Wherever the string "this" shows up in a line, count that line. Give the total alone.

------------------------------------------------------------------------

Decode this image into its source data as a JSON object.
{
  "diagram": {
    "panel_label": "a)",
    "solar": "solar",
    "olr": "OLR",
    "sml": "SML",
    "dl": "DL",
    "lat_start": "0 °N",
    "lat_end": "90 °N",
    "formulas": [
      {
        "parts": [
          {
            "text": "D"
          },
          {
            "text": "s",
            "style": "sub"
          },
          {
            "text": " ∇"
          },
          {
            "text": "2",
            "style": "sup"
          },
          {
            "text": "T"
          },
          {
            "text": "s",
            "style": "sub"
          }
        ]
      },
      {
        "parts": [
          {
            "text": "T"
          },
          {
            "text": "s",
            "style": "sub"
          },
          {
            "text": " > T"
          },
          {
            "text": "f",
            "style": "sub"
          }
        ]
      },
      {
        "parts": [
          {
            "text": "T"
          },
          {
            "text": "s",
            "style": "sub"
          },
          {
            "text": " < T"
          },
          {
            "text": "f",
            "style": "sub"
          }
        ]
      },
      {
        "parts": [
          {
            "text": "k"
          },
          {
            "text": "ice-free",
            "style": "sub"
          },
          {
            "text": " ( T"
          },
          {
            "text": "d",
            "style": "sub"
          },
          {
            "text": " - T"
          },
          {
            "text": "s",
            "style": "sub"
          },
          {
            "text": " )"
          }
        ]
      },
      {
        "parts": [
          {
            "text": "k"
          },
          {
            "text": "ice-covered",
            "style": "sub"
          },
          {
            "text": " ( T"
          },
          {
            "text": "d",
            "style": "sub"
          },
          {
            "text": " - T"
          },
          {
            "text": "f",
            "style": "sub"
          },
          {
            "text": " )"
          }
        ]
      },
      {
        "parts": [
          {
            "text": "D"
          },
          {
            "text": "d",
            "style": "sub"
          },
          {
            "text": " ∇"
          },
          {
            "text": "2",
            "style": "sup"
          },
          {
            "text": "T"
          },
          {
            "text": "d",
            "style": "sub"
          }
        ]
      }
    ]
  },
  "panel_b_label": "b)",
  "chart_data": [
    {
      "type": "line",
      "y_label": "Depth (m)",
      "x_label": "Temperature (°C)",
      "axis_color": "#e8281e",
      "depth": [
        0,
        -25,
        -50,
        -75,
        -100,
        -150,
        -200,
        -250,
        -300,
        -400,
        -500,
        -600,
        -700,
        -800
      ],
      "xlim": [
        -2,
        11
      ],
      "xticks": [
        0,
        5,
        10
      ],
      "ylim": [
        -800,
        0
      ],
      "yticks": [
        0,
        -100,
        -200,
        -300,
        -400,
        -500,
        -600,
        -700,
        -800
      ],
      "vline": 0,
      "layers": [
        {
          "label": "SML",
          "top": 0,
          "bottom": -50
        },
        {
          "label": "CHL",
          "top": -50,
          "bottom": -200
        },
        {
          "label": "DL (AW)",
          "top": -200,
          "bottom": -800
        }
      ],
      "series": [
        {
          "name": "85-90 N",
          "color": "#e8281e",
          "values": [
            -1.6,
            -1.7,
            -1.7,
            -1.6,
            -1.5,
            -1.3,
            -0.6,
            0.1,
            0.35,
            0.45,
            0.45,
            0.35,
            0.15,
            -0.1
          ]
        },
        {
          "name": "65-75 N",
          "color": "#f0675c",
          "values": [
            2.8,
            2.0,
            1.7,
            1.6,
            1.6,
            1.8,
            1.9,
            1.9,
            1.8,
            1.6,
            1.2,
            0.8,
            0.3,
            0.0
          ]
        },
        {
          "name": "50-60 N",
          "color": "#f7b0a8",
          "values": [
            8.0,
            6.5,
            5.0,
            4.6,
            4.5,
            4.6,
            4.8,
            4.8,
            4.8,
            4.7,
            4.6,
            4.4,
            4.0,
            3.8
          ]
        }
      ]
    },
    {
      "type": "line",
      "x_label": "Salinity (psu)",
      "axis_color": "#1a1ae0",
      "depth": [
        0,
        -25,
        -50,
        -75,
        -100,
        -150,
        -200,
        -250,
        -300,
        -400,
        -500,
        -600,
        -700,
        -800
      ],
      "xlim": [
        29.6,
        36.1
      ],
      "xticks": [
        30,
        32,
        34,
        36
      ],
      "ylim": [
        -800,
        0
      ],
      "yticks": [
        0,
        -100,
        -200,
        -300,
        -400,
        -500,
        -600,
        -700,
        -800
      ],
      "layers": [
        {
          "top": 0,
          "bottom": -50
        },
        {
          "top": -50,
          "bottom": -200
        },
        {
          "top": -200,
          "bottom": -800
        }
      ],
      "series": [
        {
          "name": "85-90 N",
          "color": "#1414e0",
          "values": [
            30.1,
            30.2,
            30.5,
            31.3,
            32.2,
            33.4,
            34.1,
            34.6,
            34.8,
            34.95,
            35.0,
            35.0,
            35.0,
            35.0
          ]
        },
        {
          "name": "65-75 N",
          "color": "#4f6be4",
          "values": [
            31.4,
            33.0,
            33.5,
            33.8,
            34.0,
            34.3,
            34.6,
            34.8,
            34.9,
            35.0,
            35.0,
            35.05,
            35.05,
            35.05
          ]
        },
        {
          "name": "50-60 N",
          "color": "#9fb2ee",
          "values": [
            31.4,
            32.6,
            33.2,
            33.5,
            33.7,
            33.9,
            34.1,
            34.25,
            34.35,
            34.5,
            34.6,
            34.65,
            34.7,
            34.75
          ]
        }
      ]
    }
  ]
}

------------------------------------------------------------------------

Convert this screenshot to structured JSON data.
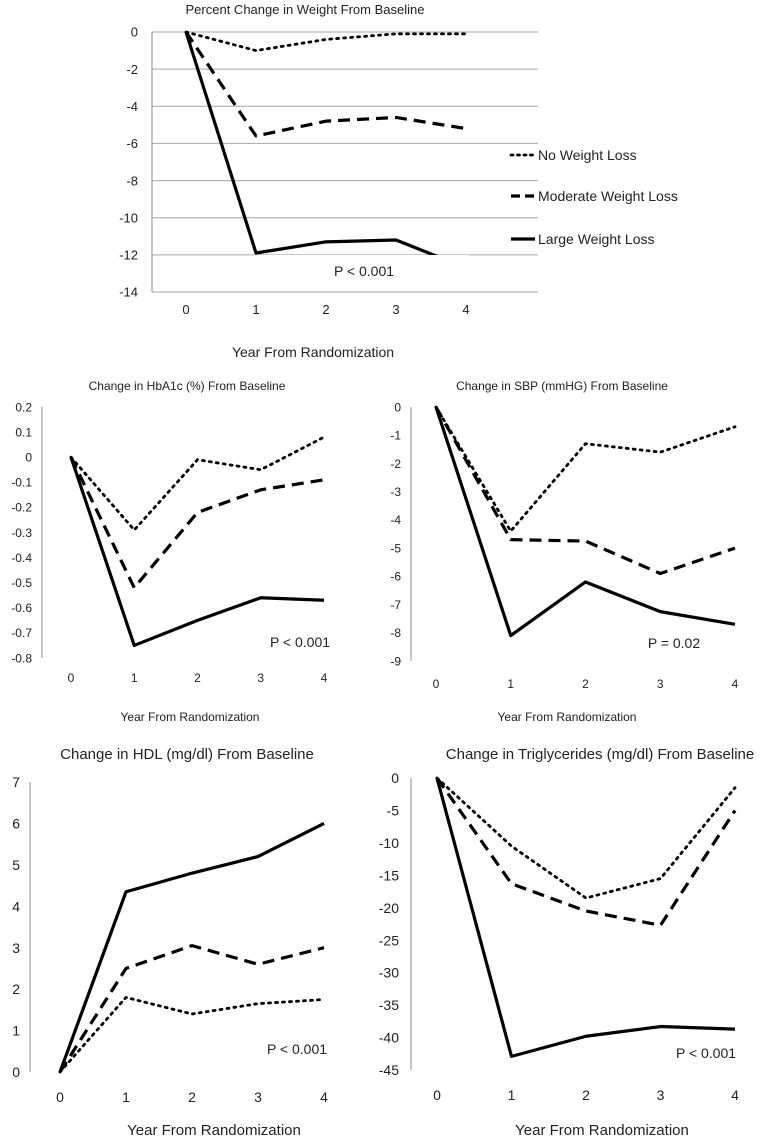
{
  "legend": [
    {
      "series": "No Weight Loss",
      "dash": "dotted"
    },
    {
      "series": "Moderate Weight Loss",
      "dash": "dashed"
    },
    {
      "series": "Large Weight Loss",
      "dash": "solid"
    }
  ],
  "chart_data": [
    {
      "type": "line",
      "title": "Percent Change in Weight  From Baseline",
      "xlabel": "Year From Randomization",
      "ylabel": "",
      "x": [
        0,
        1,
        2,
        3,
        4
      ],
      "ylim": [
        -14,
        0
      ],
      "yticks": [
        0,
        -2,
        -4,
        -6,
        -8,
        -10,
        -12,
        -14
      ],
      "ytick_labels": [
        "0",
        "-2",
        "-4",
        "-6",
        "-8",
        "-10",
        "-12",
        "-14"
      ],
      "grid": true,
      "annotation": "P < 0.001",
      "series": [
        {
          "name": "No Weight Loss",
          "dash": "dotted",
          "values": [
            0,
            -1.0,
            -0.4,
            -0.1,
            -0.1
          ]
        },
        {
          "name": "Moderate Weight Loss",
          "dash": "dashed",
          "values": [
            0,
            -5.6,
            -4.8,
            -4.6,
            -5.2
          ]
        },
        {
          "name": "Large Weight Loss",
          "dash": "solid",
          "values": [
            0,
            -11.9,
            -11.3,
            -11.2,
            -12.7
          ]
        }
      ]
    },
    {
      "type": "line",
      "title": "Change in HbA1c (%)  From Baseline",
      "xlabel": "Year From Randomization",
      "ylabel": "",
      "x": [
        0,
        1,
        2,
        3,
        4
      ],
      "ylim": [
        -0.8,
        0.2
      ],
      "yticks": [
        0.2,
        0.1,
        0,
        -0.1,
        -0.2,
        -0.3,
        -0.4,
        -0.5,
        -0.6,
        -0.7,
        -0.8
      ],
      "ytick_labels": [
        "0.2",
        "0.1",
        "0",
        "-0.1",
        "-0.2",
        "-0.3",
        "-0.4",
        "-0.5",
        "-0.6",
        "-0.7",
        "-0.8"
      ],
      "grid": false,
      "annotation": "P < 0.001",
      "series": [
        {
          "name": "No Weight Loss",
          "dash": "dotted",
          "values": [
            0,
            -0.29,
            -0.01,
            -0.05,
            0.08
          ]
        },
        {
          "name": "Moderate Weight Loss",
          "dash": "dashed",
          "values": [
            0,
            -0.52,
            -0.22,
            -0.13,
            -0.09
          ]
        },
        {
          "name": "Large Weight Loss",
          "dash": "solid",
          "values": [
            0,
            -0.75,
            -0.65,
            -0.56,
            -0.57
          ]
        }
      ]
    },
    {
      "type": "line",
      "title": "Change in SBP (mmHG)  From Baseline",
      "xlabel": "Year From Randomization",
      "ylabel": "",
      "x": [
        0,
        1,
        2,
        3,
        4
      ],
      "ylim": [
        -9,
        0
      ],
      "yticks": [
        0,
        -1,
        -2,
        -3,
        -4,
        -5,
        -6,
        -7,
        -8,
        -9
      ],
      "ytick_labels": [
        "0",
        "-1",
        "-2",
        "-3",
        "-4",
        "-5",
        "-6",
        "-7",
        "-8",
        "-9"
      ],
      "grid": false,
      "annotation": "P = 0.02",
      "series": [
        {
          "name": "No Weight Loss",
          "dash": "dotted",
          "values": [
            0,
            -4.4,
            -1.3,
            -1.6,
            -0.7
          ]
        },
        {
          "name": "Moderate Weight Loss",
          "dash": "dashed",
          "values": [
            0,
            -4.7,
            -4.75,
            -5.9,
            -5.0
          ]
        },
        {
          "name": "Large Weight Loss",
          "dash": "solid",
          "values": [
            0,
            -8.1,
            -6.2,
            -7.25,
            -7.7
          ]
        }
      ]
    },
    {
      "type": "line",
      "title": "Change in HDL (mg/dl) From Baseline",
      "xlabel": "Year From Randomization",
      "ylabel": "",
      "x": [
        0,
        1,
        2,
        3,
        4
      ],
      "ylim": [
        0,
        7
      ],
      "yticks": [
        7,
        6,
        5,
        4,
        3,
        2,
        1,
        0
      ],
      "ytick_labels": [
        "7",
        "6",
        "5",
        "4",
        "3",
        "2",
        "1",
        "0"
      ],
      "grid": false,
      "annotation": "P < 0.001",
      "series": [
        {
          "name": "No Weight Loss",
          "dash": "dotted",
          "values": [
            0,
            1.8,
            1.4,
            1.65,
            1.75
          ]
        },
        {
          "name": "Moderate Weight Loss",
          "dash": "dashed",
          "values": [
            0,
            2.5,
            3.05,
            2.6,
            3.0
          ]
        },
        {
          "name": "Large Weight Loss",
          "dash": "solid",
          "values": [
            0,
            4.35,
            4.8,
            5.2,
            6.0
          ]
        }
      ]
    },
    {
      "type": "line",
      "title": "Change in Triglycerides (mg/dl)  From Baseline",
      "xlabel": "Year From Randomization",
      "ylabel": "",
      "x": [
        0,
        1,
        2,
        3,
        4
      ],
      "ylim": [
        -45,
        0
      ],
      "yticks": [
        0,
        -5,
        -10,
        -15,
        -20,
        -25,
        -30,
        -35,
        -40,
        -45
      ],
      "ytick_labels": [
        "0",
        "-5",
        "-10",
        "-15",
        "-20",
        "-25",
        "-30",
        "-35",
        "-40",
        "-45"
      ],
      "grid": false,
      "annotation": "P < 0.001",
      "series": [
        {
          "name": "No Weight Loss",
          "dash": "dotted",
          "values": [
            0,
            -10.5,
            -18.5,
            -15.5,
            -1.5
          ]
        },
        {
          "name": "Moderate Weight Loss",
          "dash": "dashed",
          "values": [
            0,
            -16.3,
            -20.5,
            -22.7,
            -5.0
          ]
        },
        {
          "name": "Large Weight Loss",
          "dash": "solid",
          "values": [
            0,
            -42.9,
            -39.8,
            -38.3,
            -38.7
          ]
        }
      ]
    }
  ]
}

------------------------------------------------------------------------

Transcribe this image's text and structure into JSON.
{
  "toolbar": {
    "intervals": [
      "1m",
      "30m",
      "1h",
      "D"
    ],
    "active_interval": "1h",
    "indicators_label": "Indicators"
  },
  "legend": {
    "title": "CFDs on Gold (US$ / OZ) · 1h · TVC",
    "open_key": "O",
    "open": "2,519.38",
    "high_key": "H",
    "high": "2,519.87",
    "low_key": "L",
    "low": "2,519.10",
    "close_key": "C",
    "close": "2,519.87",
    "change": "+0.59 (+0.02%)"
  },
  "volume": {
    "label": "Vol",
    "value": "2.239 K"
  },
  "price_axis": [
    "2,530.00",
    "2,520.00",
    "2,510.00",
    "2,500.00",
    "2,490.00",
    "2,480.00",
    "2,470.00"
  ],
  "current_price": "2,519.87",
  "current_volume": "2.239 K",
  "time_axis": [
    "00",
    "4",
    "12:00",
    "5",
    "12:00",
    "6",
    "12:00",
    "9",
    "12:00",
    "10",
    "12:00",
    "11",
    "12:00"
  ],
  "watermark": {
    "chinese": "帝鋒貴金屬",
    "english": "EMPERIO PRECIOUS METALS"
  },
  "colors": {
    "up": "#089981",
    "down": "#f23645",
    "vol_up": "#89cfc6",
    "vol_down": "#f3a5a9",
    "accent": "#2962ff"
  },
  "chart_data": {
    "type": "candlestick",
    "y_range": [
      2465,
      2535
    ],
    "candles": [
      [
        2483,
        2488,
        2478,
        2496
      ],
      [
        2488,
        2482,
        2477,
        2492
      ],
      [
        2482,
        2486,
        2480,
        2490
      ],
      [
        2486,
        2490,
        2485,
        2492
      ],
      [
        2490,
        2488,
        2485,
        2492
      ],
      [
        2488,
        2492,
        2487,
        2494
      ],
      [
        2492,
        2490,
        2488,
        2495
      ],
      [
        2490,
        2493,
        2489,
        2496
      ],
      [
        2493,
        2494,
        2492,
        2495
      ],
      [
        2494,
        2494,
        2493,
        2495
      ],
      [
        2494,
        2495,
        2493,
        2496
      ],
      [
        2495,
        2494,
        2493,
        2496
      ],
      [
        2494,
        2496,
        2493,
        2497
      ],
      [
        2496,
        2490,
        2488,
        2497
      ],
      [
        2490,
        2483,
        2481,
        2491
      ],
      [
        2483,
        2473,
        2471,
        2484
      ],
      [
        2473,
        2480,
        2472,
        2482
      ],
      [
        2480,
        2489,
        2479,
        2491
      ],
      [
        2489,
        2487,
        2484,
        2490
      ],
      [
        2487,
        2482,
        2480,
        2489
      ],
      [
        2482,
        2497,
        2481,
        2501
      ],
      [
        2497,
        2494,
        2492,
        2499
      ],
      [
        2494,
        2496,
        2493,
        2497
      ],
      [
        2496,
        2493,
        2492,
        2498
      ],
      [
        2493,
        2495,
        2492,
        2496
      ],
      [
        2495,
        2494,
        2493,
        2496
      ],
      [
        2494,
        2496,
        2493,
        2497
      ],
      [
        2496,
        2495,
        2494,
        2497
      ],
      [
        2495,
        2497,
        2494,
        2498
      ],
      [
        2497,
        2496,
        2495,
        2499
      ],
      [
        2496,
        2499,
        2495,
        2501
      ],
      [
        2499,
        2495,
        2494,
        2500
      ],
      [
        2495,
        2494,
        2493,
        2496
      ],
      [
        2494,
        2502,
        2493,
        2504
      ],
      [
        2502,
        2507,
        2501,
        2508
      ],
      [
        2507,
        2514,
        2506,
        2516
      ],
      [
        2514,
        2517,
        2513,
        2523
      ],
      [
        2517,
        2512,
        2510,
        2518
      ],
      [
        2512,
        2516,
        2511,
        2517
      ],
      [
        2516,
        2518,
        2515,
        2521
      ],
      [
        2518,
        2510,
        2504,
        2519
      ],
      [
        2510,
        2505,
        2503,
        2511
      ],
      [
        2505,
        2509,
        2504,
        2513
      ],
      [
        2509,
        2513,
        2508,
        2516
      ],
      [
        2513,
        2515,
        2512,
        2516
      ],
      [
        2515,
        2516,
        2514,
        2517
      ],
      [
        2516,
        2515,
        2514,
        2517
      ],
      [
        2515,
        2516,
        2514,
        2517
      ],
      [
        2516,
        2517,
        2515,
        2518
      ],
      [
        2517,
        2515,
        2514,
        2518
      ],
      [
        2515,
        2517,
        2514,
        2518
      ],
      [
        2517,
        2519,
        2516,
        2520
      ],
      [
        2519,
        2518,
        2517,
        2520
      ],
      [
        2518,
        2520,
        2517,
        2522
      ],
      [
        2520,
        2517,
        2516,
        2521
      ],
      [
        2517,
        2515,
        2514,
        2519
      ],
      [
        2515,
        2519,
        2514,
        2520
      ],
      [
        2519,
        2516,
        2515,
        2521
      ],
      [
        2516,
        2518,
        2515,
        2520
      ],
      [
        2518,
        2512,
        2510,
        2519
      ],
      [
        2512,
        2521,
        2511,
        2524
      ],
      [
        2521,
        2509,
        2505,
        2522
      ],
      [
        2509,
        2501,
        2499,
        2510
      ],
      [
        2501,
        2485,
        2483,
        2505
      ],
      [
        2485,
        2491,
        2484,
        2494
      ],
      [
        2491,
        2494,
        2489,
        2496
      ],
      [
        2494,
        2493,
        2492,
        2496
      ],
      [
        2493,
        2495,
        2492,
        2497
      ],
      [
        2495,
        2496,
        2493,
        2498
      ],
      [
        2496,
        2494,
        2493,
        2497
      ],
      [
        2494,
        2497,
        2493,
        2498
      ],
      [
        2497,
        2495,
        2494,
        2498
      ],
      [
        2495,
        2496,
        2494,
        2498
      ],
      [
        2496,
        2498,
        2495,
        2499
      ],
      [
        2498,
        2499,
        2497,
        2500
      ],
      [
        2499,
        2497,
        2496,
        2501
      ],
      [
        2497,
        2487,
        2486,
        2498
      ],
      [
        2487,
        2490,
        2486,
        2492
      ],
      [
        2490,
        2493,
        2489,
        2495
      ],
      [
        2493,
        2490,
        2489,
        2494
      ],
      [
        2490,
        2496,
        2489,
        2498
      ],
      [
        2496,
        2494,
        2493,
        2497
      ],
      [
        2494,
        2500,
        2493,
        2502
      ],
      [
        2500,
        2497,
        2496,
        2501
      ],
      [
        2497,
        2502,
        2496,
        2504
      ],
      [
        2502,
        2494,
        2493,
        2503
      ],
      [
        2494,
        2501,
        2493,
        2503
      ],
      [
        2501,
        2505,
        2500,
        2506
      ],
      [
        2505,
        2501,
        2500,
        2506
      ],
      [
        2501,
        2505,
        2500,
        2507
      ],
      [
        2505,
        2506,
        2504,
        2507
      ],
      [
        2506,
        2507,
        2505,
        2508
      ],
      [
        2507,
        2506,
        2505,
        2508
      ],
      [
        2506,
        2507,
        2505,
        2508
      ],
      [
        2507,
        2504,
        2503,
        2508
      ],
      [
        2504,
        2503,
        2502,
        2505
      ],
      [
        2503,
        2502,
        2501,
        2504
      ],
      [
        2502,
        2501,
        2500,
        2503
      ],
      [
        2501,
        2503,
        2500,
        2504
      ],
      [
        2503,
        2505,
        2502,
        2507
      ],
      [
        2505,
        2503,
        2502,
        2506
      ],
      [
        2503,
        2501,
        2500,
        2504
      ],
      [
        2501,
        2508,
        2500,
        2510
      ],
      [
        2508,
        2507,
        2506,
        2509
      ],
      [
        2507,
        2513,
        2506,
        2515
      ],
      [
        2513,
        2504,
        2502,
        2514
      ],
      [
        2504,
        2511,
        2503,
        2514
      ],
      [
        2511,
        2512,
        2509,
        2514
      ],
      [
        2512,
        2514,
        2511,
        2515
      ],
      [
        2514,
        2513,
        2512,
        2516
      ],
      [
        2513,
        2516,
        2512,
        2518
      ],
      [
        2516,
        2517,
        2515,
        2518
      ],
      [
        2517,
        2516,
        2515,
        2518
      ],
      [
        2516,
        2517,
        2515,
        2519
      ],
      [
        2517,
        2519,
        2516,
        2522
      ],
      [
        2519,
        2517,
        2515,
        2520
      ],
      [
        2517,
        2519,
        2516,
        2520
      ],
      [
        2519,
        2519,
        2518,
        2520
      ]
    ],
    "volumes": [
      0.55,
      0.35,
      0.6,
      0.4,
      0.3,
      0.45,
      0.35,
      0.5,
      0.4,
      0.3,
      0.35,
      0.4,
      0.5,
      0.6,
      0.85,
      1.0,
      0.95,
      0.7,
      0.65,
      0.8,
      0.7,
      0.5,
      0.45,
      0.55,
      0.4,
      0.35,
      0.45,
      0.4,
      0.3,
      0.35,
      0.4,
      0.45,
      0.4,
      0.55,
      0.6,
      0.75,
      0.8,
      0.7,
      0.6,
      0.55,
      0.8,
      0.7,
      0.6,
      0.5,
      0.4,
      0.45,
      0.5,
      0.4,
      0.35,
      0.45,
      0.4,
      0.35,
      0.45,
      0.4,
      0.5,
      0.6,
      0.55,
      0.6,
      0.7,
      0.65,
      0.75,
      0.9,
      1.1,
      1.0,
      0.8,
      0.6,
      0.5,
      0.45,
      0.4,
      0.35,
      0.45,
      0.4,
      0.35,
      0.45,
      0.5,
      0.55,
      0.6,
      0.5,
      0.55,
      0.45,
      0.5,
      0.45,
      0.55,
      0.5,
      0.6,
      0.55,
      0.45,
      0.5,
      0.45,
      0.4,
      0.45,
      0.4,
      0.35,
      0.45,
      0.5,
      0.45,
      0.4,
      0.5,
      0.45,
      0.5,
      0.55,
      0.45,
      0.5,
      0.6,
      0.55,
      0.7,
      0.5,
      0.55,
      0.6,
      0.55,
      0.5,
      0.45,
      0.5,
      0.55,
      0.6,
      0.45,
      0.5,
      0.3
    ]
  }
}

------------------------------------------------------------------------

### [Task answer]
3